PROBLEM TO WORK ON
What follows is a set of records, each of which is to be written out exactly.

**** INPUT RECORDS ****

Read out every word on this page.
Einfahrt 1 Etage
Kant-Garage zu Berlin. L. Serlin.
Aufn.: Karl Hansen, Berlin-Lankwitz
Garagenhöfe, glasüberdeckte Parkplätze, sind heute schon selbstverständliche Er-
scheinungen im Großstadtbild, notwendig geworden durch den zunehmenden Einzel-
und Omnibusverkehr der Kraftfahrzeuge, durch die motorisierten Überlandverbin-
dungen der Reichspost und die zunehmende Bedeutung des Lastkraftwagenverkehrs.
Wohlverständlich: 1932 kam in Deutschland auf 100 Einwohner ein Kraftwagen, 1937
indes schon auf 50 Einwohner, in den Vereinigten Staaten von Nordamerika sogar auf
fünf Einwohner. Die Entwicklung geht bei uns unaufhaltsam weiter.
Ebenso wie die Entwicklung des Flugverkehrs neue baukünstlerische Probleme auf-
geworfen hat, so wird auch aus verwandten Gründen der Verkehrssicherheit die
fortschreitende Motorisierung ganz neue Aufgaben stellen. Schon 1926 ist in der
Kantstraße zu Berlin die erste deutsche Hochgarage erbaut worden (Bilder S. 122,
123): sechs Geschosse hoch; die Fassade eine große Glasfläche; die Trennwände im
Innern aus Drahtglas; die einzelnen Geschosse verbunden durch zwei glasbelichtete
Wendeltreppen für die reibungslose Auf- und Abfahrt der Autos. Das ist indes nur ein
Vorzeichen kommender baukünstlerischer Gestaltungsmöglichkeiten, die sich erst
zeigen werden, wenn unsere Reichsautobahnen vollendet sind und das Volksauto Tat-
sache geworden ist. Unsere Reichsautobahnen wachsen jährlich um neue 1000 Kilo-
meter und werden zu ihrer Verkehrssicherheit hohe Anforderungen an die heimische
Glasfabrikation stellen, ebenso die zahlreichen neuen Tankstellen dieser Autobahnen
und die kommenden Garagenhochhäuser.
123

****

THE SOLUTION
Read out every word on this page.
Einfahrt 1 Etage
Kant-Garage zu Berlin. L. Serlin.
Aufn.: Karl Hansen, Berlin-Lankwitz
Garagenhöfe, glasüberdeckte Parkplätze, sind heute schon selbstverständliche Er-
scheinungen im Großstadtbild, notwendig geworden durch den zunehmenden Einzel-
und Omnibusverkehr der Kraftfahrzeuge, durch die motorisierten Überlandverbin-
dungen der Reichspost und die zunehmende Bedeutung des Lastkraftwagenverkehrs.
Wohlverständlich: 1932 kam in Deutschland auf 100 Einwohner ein Kraftwagen, 1937
indes schon auf 50 Einwohner, in den Vereinigten Staaten von Nordamerika sogar auf
fünf Einwohner. Die Entwicklung geht bei uns unaufhaltsam weiter.
Ebenso wie die Entwicklung des Flugverkehrs neue baukünstlerische Probleme auf-
geworfen hat, so wird auch aus verwandten Gründen der Verkehrssicherheit die
fortschreitende Motorisierung ganz neue Aufgaben stellen. Schon 1926 ist in der
Kantstraße zu Berlin die erste deutsche Hochgarage erbaut worden (Bilder S. 122,
123): sechs Geschosse hoch; die Fassade eine große Glasfläche; die Trennwände im
Innern aus Drahtglas; die einzelnen Geschosse verbunden durch zwei glasbelichtete
Wendeltreppen für die reibungslose Auf- und Abfahrt der Autos. Das ist indes nur ein
Vorzeichen kommender baukünstlerischer Gestaltungsmöglichkeiten, die sich erst
zeigen werden, wenn unsere Reichsautobahnen vollendet sind und das Volksauto Tat-
sache geworden ist. Unsere Reichsautobahnen wachsen jährlich um neue 1000 Kilo-
meter und werden zu ihrer Verkehrssicherheit hohe Anforderungen an die heimische
Glasfabrikation stellen, ebenso die zahlreichen neuen Tankstellen dieser Autobahnen
und die kommenden Garagenhochhäuser.
123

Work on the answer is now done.